Data excerpts
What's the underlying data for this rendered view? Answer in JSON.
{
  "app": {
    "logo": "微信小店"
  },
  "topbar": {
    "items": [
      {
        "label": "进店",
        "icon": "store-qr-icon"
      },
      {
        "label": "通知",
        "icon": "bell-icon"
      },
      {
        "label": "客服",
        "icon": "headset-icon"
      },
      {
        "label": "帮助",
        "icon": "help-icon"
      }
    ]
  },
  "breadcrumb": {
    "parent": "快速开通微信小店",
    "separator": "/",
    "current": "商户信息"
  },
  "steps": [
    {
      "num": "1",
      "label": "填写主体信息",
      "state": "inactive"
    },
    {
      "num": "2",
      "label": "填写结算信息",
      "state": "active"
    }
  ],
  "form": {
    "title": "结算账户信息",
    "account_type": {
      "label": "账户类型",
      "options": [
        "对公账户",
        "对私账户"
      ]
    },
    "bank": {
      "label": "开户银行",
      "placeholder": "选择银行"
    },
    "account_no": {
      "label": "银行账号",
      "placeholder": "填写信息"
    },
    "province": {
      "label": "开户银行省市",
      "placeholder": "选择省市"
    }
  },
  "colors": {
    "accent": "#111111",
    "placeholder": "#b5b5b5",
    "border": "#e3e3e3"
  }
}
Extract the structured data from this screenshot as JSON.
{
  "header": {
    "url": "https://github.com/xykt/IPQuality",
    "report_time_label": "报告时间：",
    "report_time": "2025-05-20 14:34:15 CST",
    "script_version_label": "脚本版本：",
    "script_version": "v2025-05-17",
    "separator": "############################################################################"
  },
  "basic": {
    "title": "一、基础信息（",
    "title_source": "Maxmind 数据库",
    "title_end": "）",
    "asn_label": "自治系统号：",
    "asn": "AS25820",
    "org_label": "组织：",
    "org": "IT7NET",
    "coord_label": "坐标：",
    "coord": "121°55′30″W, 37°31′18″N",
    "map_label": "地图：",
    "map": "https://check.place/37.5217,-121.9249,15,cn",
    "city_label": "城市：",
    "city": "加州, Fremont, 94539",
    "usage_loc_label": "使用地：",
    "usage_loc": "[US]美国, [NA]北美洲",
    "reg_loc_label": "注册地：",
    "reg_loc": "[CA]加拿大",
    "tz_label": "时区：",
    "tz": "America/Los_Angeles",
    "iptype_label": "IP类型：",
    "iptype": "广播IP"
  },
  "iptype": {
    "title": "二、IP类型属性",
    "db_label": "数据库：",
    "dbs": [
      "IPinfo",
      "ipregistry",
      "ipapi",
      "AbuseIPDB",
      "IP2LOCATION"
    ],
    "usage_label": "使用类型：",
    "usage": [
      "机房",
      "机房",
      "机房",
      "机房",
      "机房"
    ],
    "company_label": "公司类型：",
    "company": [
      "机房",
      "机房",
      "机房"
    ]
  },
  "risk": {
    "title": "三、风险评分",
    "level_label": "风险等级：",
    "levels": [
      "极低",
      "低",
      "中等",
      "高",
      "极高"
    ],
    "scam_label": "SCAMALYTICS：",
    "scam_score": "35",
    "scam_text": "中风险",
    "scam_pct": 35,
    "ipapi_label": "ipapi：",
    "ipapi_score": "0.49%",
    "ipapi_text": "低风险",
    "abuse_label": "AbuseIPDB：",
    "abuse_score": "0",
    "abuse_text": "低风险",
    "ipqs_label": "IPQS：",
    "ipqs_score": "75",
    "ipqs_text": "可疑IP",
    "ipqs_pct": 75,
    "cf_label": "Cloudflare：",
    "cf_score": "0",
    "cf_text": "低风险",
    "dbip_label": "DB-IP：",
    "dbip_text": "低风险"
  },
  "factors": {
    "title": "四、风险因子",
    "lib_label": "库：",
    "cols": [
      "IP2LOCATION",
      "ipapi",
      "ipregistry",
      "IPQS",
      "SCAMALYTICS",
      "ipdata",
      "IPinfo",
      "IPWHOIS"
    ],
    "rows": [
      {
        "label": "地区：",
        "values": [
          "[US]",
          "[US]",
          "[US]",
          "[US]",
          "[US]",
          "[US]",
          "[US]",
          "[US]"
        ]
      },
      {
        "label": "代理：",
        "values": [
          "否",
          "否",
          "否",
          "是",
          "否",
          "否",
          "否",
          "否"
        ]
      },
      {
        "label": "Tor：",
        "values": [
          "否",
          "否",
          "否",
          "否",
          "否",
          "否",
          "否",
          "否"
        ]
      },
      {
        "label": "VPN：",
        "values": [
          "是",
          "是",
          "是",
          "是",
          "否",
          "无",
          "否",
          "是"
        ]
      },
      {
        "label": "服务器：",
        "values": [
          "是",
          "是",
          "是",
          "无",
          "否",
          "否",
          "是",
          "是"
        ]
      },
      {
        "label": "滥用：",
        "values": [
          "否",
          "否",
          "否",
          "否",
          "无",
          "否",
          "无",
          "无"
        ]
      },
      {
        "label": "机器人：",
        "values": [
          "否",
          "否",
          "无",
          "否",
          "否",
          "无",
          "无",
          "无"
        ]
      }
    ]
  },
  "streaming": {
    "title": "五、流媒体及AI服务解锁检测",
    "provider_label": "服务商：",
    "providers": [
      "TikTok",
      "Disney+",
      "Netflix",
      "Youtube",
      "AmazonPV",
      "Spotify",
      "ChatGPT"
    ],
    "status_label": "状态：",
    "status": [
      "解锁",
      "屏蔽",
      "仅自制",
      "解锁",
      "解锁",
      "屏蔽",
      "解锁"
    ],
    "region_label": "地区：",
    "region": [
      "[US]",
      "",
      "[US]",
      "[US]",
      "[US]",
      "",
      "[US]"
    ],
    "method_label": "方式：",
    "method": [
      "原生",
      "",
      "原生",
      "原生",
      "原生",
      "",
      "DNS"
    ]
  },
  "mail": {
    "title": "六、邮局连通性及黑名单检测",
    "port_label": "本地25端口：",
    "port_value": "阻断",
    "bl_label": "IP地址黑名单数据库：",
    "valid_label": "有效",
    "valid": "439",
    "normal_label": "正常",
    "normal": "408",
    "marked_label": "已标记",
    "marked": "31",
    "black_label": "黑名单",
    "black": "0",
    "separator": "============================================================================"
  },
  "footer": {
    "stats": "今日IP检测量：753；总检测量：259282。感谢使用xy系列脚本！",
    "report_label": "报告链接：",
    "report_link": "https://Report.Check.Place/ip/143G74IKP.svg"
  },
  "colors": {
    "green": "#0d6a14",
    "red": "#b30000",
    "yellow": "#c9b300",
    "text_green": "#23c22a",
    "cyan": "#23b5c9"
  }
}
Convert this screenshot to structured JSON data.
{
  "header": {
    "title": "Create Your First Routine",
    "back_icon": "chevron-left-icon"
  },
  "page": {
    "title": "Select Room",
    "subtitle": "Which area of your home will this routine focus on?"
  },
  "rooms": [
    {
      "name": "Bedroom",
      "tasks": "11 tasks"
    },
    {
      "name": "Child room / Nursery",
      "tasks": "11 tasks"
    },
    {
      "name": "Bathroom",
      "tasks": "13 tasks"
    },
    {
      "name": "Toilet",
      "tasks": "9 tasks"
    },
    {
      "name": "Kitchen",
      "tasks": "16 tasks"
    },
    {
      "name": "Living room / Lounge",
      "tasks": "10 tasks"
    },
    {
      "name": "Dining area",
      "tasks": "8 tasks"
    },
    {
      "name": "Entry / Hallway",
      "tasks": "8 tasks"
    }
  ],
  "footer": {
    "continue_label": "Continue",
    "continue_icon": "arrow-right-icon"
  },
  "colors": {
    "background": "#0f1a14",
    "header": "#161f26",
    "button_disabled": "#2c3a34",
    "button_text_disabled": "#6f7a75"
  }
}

- **Set task**
Retype the listing above in full, with no alterations.

- **Solution for this exercise**
What's the underlying data for this rendered view? Answer in JSON.
{
  "app": {
    "logo": "微信小店"
  },
  "topbar": {
    "items": [
      {
        "label": "进店",
        "icon": "store-qr-icon"
      },
      {
        "label": "通知",
        "icon": "bell-icon"
      },
      {
        "label": "客服",
        "icon": "headset-icon"
      },
      {
        "label": "帮助",
        "icon": "help-icon"
      }
    ]
  },
  "breadcrumb": {
    "parent": "快速开通微信小店",
    "separator": "/",
    "current": "商户信息"
  },
  "steps": [
    {
      "num": "1",
      "label": "填写主体信息",
      "state": "inactive"
    },
    {
      "num": "2",
      "label": "填写结算信息",
      "state": "active"
    }
  ],
  "form": {
    "title": "结算账户信息",
    "account_type": {
      "label": "账户类型",
      "options": [
        "对公账户",
        "对私账户"
      ]
    },
    "bank": {
      "label": "开户银行",
      "placeholder": "选择银行"
    },
    "account_no": {
      "label": "银行账号",
      "placeholder": "填写信息"
    },
    "province": {
      "label": "开户银行省市",
      "placeholder": "选择省市"
    }
  },
  "colors": {
    "accent": "#111111",
    "placeholder": "#b5b5b5",
    "border": "#e3e3e3"
  }
}
Extract the structured data from this screenshot as JSON.
{
  "header": {
    "url": "https://github.com/xykt/IPQuality",
    "report_time_label": "报告时间：",
    "report_time": "2025-05-20 14:34:15 CST",
    "script_version_label": "脚本版本：",
    "script_version": "v2025-05-17",
    "separator": "############################################################################"
  },
  "basic": {
    "title": "一、基础信息（",
    "title_source": "Maxmind 数据库",
    "title_end": "）",
    "asn_label": "自治系统号：",
    "asn": "AS25820",
    "org_label": "组织：",
    "org": "IT7NET",
    "coord_label": "坐标：",
    "coord": "121°55′30″W, 37°31′18″N",
    "map_label": "地图：",
    "map": "https://check.place/37.5217,-121.9249,15,cn",
    "city_label": "城市：",
    "city": "加州, Fremont, 94539",
    "usage_loc_label": "使用地：",
    "usage_loc": "[US]美国, [NA]北美洲",
    "reg_loc_label": "注册地：",
    "reg_loc": "[CA]加拿大",
    "tz_label": "时区：",
    "tz": "America/Los_Angeles",
    "iptype_label": "IP类型：",
    "iptype": "广播IP"
  },
  "iptype": {
    "title": "二、IP类型属性",
    "db_label": "数据库：",
    "dbs": [
      "IPinfo",
      "ipregistry",
      "ipapi",
      "AbuseIPDB",
      "IP2LOCATION"
    ],
    "usage_label": "使用类型：",
    "usage": [
      "机房",
      "机房",
      "机房",
      "机房",
      "机房"
    ],
    "company_label": "公司类型：",
    "company": [
      "机房",
      "机房",
      "机房"
    ]
  },
  "risk": {
    "title": "三、风险评分",
    "level_label": "风险等级：",
    "levels": [
      "极低",
      "低",
      "中等",
      "高",
      "极高"
    ],
    "scam_label": "SCAMALYTICS：",
    "scam_score": "35",
    "scam_text": "中风险",
    "scam_pct": 35,
    "ipapi_label": "ipapi：",
    "ipapi_score": "0.49%",
    "ipapi_text": "低风险",
    "abuse_label": "AbuseIPDB：",
    "abuse_score": "0",
    "abuse_text": "低风险",
    "ipqs_label": "IPQS：",
    "ipqs_score": "75",
    "ipqs_text": "可疑IP",
    "ipqs_pct": 75,
    "cf_label": "Cloudflare：",
    "cf_score": "0",
    "cf_text": "低风险",
    "dbip_label": "DB-IP：",
    "dbip_text": "低风险"
  },
  "factors": {
    "title": "四、风险因子",
    "lib_label": "库：",
    "cols": [
      "IP2LOCATION",
      "ipapi",
      "ipregistry",
      "IPQS",
      "SCAMALYTICS",
      "ipdata",
      "IPinfo",
      "IPWHOIS"
    ],
    "rows": [
      {
        "label": "地区：",
        "values": [
          "[US]",
          "[US]",
          "[US]",
          "[US]",
          "[US]",
          "[US]",
          "[US]",
          "[US]"
        ]
      },
      {
        "label": "代理：",
        "values": [
          "否",
          "否",
          "否",
          "是",
          "否",
          "否",
          "否",
          "否"
        ]
      },
      {
        "label": "Tor：",
        "values": [
          "否",
          "否",
          "否",
          "否",
          "否",
          "否",
          "否",
          "否"
        ]
      },
      {
        "label": "VPN：",
        "values": [
          "是",
          "是",
          "是",
          "是",
          "否",
          "无",
          "否",
          "是"
        ]
      },
      {
        "label": "服务器：",
        "values": [
          "是",
          "是",
          "是",
          "无",
          "否",
          "否",
          "是",
          "是"
        ]
      },
      {
        "label": "滥用：",
        "values": [
          "否",
          "否",
          "否",
          "否",
          "无",
          "否",
          "无",
          "无"
        ]
      },
      {
        "label": "机器人：",
        "values": [
          "否",
          "否",
          "无",
          "否",
          "否",
          "无",
          "无",
          "无"
        ]
      }
    ]
  },
  "streaming": {
    "title": "五、流媒体及AI服务解锁检测",
    "provider_label": "服务商：",
    "providers": [
      "TikTok",
      "Disney+",
      "Netflix",
      "Youtube",
      "AmazonPV",
      "Spotify",
      "ChatGPT"
    ],
    "status_label": "状态：",
    "status": [
      "解锁",
      "屏蔽",
      "仅自制",
      "解锁",
      "解锁",
      "屏蔽",
      "解锁"
    ],
    "region_label": "地区：",
    "region": [
      "[US]",
      "",
      "[US]",
      "[US]",
      "[US]",
      "",
      "[US]"
    ],
    "method_label": "方式：",
    "method": [
      "原生",
      "",
      "原生",
      "原生",
      "原生",
      "",
      "DNS"
    ]
  },
  "mail": {
    "title": "六、邮局连通性及黑名单检测",
    "port_label": "本地25端口：",
    "port_value": "阻断",
    "bl_label": "IP地址黑名单数据库：",
    "valid_label": "有效",
    "valid": "439",
    "normal_label": "正常",
    "normal": "408",
    "marked_label": "已标记",
    "marked": "31",
    "black_label": "黑名单",
    "black": "0",
    "separator": "============================================================================"
  },
  "footer": {
    "stats": "今日IP检测量：753；总检测量：259282。感谢使用xy系列脚本！",
    "report_label": "报告链接：",
    "report_link": "https://Report.Check.Place/ip/143G74IKP.svg"
  },
  "colors": {
    "green": "#0d6a14",
    "red": "#b30000",
    "yellow": "#c9b300",
    "text_green": "#23c22a",
    "cyan": "#23b5c9"
  }
}
Convert this screenshot to structured JSON data.
{
  "header": {
    "title": "Create Your First Routine",
    "back_icon": "chevron-left-icon"
  },
  "page": {
    "title": "Select Room",
    "subtitle": "Which area of your home will this routine focus on?"
  },
  "rooms": [
    {
      "name": "Bedroom",
      "tasks": "11 tasks"
    },
    {
      "name": "Child room / Nursery",
      "tasks": "11 tasks"
    },
    {
      "name": "Bathroom",
      "tasks": "13 tasks"
    },
    {
      "name": "Toilet",
      "tasks": "9 tasks"
    },
    {
      "name": "Kitchen",
      "tasks": "16 tasks"
    },
    {
      "name": "Living room / Lounge",
      "tasks": "10 tasks"
    },
    {
      "name": "Dining area",
      "tasks": "8 tasks"
    },
    {
      "name": "Entry / Hallway",
      "tasks": "8 tasks"
    }
  ],
  "footer": {
    "continue_label": "Continue",
    "continue_icon": "arrow-right-icon"
  },
  "colors": {
    "background": "#0f1a14",
    "header": "#161f26",
    "button_disabled": "#2c3a34",
    "button_text_disabled": "#6f7a75"
  }
}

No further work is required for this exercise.